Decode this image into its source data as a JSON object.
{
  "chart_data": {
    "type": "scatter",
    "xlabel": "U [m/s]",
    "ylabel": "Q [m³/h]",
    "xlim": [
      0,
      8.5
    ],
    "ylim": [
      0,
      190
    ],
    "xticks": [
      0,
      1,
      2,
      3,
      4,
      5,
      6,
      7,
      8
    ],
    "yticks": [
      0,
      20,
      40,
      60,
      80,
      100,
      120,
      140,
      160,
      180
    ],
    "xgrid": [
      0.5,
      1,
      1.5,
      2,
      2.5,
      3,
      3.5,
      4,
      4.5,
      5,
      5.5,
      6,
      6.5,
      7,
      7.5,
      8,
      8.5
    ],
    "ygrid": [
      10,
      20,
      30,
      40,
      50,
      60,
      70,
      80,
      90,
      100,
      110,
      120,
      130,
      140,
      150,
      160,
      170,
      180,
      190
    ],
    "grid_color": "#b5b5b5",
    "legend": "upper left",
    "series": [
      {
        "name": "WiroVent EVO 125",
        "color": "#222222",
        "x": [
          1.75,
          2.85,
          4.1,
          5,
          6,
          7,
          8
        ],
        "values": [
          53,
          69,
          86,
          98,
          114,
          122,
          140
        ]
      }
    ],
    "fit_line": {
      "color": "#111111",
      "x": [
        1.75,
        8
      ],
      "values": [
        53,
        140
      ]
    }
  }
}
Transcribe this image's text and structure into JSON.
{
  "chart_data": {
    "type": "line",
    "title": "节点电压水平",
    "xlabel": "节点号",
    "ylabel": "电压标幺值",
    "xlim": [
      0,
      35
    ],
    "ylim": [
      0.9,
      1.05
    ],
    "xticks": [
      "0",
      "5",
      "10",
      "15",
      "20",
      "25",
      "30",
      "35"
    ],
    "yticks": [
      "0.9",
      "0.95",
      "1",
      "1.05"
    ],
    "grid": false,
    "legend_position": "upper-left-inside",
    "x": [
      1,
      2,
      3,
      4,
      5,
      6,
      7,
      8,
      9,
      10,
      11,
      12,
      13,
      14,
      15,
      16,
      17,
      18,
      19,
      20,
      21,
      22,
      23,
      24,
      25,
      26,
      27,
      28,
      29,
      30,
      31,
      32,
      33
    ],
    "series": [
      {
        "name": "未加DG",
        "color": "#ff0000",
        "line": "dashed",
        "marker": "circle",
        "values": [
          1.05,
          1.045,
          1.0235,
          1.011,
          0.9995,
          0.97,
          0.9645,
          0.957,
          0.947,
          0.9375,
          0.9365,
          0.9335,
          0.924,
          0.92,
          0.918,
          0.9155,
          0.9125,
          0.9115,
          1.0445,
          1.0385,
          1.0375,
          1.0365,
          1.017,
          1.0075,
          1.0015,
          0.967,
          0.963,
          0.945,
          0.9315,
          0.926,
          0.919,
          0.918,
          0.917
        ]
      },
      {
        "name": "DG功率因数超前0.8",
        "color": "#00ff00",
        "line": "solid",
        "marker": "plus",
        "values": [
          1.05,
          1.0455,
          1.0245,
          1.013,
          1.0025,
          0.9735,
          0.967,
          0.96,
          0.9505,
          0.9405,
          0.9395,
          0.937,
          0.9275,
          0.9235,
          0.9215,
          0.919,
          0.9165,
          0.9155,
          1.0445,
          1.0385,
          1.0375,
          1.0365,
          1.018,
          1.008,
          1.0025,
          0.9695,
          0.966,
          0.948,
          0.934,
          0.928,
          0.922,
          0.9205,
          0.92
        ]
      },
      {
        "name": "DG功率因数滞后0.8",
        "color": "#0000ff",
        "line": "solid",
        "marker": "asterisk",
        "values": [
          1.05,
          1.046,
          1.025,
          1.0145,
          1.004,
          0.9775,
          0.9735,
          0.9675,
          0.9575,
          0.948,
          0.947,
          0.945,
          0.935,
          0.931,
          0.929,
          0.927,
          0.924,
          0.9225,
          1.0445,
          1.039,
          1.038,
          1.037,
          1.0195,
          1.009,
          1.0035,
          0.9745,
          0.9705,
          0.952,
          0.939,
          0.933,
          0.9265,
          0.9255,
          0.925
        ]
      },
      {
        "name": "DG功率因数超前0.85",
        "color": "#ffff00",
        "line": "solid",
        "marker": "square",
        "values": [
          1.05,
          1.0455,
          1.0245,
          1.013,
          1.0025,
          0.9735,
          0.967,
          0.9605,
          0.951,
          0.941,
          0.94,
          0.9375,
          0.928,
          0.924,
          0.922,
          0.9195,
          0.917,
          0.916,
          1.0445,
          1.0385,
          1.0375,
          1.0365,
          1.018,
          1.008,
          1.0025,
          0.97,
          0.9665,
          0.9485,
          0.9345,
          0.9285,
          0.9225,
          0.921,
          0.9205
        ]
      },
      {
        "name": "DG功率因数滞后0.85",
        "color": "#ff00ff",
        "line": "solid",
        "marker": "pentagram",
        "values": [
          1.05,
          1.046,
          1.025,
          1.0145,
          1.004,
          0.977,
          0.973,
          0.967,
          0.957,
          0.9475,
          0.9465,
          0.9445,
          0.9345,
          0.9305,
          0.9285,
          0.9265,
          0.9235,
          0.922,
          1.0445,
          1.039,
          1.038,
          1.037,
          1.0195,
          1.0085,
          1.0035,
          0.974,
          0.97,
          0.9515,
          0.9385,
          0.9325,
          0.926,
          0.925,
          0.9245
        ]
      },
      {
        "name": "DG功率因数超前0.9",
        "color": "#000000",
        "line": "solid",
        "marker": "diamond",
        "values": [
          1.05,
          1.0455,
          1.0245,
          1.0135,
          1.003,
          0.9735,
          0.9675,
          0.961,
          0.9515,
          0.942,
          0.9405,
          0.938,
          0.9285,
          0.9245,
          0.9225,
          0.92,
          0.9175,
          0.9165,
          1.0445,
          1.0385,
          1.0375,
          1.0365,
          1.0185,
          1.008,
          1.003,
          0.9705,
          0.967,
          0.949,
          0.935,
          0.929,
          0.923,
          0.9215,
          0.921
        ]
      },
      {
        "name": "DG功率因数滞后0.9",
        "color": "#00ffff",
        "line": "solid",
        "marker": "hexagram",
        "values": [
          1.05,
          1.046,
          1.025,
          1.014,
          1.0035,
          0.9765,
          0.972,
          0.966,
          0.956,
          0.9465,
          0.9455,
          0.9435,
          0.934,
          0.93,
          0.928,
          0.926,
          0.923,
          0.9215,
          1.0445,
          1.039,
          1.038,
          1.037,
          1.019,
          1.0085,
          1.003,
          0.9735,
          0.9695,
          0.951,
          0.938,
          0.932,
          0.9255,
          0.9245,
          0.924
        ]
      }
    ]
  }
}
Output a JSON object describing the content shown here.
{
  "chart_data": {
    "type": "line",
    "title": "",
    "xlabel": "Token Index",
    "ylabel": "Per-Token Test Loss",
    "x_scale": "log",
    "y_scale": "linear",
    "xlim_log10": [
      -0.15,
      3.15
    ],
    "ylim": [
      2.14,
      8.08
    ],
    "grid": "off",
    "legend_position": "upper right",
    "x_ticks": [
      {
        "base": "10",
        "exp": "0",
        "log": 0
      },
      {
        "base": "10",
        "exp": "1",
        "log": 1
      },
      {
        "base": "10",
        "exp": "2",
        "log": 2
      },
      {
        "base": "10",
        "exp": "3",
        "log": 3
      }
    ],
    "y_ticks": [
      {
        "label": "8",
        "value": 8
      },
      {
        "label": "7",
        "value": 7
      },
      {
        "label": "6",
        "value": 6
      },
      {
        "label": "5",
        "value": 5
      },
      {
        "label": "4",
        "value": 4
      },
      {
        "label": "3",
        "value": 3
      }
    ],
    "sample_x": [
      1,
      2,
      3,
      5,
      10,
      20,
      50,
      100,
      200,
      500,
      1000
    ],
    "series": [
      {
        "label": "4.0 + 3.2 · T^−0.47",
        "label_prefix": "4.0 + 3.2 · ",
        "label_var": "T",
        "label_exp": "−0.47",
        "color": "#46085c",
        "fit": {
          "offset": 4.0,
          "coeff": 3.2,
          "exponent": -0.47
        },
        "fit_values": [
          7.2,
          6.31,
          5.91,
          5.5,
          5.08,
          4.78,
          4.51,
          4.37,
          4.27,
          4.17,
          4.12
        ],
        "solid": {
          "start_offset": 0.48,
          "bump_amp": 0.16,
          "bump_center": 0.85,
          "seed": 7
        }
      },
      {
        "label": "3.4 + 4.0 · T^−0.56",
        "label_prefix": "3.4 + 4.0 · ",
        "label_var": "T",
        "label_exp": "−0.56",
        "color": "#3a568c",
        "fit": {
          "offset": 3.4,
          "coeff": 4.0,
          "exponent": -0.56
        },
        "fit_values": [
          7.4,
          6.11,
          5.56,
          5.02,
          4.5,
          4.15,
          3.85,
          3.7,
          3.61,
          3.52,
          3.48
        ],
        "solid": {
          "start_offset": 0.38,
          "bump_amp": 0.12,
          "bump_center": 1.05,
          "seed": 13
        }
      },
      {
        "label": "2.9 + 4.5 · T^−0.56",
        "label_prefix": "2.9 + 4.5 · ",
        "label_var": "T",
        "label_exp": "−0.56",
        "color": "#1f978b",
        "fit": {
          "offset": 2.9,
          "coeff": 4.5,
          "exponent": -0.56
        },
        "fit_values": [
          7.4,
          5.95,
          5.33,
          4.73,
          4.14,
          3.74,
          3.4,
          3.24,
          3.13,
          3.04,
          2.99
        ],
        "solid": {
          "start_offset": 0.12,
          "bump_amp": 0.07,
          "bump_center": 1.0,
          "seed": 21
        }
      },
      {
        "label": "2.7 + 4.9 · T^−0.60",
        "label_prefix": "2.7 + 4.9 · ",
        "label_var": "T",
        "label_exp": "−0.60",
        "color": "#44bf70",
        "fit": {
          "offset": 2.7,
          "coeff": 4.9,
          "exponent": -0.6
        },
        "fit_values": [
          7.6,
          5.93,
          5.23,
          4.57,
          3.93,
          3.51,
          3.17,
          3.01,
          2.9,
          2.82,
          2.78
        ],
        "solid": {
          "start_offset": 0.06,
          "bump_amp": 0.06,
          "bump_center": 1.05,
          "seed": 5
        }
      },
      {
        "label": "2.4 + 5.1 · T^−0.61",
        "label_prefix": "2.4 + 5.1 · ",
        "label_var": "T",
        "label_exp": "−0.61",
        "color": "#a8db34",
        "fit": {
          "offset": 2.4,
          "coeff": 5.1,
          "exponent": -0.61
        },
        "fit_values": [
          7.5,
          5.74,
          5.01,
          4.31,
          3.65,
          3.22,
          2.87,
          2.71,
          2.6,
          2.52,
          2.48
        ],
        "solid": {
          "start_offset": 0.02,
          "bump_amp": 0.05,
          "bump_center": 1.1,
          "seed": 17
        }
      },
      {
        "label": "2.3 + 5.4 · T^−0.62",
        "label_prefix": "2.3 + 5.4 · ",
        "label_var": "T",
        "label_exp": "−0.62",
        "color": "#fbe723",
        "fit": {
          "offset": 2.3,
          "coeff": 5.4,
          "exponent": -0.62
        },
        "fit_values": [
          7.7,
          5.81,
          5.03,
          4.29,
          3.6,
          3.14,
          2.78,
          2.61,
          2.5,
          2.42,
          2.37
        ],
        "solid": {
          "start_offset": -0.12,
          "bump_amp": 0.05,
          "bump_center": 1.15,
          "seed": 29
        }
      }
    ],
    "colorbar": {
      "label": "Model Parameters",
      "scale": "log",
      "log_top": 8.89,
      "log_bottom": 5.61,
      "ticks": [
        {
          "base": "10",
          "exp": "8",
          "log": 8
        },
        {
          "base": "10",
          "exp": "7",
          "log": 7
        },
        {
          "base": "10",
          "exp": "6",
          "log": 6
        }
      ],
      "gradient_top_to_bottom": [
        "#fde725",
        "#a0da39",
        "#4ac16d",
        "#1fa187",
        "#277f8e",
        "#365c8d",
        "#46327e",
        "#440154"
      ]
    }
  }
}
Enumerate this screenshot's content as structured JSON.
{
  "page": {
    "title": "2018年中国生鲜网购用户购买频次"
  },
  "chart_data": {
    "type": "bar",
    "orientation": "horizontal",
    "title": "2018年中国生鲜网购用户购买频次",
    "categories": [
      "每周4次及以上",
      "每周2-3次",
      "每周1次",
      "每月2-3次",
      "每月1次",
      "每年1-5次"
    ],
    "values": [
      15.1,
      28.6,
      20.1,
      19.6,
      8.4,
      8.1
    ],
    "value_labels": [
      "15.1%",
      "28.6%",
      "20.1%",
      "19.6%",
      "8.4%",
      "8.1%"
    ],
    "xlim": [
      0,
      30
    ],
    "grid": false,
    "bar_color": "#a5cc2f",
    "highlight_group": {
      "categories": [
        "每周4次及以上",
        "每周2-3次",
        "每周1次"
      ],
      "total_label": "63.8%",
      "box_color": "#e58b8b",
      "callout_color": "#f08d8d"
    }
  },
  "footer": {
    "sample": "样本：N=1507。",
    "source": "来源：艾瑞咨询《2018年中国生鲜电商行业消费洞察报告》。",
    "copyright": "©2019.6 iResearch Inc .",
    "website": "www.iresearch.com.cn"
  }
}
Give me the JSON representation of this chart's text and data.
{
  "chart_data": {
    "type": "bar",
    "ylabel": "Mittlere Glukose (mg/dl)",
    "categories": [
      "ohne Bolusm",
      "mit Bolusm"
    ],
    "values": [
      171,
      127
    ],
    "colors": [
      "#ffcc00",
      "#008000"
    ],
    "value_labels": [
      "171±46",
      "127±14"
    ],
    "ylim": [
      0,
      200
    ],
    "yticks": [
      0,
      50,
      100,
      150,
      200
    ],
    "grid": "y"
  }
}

* _What is required_
Report every line in the data above in which the word "content" appears.

* _Correct answer_
Output a JSON object describing the content shown here.
Enumerate this screenshot's content as structured JSON.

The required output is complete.